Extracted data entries
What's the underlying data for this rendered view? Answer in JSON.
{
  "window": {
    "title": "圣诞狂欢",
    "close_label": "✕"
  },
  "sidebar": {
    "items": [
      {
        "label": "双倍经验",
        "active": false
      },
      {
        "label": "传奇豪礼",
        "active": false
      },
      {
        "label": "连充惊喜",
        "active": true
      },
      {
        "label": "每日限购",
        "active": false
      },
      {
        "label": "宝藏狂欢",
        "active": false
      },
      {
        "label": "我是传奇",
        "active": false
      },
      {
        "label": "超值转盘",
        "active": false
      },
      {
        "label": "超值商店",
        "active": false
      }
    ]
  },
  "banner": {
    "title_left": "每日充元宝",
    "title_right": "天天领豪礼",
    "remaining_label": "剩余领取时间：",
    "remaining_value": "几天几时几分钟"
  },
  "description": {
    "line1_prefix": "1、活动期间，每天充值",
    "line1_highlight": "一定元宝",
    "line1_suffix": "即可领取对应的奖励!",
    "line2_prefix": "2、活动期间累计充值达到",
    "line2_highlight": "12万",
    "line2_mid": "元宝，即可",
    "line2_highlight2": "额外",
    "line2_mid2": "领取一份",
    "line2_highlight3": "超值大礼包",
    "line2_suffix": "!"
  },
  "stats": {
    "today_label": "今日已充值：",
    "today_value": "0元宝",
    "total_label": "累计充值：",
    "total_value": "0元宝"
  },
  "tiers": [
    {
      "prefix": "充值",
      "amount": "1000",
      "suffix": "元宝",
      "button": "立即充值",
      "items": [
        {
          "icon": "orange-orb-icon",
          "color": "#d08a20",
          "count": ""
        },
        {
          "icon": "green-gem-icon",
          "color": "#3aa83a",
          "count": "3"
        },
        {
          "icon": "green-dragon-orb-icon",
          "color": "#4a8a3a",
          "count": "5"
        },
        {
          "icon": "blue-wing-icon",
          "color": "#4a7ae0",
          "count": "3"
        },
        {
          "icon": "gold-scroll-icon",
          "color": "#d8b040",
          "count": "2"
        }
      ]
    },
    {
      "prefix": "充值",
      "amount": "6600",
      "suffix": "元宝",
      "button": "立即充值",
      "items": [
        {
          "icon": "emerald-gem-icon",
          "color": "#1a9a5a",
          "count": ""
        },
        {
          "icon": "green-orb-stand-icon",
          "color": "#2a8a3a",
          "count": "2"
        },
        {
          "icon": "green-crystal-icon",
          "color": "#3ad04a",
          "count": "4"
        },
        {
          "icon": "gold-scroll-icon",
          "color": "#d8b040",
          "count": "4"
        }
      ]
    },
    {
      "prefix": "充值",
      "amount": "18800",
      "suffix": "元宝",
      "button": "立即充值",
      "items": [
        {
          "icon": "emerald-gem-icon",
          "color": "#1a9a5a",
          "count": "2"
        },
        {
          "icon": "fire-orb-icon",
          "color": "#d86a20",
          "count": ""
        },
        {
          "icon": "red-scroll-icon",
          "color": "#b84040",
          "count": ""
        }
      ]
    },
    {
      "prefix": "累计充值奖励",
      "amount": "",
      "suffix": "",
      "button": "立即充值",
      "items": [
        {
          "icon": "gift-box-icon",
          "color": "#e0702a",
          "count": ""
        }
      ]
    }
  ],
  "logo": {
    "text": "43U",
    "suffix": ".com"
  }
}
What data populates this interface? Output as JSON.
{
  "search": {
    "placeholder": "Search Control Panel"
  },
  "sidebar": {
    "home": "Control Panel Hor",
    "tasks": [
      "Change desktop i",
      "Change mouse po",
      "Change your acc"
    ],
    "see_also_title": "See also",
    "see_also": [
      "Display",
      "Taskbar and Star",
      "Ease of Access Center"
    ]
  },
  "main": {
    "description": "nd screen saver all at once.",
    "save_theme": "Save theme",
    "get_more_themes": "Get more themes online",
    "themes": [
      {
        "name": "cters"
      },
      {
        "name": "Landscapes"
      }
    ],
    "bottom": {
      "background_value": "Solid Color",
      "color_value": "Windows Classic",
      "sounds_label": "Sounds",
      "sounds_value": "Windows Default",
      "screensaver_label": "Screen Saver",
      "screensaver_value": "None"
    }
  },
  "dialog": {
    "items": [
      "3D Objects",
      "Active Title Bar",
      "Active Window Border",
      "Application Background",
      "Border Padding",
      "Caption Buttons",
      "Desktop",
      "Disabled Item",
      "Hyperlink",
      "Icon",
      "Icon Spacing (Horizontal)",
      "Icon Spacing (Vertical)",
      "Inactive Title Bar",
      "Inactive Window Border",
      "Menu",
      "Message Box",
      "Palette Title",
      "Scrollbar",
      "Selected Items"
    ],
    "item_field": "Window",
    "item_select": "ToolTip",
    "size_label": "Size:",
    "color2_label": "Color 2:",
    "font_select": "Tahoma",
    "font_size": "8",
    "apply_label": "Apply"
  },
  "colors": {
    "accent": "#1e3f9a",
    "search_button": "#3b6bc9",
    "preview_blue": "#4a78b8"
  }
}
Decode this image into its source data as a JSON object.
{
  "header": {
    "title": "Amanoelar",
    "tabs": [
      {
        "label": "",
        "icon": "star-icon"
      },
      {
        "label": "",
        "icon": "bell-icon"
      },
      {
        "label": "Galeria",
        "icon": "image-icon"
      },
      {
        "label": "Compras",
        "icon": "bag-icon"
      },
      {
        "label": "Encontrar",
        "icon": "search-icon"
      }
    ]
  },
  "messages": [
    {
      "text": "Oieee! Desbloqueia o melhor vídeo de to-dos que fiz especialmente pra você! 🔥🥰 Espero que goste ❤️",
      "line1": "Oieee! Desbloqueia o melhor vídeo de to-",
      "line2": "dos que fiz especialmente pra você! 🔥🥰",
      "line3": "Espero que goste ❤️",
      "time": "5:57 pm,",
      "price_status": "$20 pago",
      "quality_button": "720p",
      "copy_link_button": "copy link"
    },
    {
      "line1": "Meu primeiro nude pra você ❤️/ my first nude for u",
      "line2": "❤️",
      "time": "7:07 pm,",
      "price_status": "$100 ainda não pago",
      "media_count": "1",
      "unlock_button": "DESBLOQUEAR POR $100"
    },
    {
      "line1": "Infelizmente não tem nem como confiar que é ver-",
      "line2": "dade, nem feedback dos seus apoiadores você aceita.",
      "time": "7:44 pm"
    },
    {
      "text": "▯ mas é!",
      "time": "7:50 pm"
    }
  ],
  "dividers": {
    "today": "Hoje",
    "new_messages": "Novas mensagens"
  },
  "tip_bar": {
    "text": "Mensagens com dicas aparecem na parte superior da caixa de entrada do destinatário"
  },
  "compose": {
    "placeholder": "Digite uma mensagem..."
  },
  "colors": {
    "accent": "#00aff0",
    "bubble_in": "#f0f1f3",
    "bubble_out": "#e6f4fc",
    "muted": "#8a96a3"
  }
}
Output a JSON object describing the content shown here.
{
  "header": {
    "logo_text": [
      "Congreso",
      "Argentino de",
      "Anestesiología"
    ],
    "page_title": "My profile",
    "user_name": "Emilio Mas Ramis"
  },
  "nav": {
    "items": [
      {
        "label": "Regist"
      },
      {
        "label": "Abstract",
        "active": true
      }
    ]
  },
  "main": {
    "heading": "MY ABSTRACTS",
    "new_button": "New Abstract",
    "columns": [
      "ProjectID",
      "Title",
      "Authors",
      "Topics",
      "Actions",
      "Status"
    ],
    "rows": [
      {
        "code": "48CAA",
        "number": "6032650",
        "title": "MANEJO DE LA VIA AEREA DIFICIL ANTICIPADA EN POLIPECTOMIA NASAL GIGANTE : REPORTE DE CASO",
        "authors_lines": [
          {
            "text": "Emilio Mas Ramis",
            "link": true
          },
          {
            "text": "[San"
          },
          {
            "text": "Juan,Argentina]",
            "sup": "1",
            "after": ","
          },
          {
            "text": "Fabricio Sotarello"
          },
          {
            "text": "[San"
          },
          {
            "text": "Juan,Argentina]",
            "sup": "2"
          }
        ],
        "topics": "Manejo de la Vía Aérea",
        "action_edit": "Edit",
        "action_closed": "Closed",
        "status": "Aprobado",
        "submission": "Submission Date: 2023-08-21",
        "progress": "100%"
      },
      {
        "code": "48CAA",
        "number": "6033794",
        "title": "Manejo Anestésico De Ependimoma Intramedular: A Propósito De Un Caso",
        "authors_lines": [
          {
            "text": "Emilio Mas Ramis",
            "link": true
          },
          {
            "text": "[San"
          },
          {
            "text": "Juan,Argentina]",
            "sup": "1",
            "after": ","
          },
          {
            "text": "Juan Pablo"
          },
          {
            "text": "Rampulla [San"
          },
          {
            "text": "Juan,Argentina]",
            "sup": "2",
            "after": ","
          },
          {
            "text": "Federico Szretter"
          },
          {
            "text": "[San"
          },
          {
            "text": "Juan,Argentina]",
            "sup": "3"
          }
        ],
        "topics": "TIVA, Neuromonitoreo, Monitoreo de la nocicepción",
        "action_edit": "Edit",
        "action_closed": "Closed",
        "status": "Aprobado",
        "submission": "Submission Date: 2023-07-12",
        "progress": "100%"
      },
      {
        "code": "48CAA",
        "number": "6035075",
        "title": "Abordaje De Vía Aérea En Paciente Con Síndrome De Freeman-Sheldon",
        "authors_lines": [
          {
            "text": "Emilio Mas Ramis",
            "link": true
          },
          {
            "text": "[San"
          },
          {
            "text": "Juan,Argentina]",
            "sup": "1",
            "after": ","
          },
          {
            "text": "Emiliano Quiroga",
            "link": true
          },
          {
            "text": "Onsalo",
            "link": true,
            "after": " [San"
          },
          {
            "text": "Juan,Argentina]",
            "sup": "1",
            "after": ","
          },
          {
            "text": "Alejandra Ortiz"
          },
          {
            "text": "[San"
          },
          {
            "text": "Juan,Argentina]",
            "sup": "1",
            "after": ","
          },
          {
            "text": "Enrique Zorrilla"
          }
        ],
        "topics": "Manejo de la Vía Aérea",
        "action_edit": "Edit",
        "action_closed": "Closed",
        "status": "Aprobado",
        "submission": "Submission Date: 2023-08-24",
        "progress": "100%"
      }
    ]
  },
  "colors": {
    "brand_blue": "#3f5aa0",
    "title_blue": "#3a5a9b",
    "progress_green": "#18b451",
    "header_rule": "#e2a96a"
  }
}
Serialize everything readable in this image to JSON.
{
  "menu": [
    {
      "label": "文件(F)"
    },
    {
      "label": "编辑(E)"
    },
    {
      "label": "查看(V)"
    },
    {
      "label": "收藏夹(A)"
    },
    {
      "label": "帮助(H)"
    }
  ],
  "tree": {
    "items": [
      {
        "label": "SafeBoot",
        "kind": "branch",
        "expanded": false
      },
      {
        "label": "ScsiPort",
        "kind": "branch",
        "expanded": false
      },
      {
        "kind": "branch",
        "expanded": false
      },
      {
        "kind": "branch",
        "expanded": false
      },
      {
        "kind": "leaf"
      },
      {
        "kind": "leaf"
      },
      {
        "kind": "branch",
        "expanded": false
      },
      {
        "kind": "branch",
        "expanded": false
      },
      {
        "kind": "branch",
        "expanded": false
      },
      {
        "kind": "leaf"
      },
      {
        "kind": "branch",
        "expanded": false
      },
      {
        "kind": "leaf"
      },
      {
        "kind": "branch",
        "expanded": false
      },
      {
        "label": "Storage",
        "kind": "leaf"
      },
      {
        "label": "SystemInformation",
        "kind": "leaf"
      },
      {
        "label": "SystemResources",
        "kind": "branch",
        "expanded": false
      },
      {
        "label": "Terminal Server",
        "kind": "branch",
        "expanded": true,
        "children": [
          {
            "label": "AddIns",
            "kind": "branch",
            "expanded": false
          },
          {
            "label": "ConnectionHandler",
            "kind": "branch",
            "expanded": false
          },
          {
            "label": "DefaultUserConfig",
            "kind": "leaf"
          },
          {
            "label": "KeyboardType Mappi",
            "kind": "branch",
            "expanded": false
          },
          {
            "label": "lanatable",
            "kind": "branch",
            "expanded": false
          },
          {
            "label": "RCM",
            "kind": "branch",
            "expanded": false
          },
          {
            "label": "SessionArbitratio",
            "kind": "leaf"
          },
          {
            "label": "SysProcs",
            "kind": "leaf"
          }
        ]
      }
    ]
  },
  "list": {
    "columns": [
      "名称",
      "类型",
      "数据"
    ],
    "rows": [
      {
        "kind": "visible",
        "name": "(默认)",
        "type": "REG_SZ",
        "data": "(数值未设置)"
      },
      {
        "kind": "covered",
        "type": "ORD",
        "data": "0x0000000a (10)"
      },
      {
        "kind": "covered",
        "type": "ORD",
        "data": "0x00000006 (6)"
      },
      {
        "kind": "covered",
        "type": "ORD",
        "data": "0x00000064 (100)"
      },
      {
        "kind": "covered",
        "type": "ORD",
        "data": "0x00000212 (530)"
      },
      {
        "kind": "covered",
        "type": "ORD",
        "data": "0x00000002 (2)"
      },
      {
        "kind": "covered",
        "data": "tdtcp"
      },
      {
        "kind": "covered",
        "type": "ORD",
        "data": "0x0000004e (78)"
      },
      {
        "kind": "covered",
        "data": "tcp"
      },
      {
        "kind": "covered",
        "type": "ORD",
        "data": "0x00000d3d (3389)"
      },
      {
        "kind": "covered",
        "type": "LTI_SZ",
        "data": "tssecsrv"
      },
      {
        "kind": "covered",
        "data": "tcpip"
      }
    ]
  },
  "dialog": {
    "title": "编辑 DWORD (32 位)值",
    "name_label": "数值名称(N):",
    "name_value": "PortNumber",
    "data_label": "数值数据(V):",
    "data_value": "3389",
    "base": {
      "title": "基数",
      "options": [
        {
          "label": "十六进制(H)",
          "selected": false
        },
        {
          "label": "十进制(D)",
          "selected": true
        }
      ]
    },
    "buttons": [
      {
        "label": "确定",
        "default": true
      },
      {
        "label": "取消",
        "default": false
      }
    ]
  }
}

_Stated goal_
In the entries above, identify each line that includes the string "placeholder", then copy it.

_Final answer_
    "placeholder": "Search Control Panel"
    "placeholder": "Digite uma mensagem..."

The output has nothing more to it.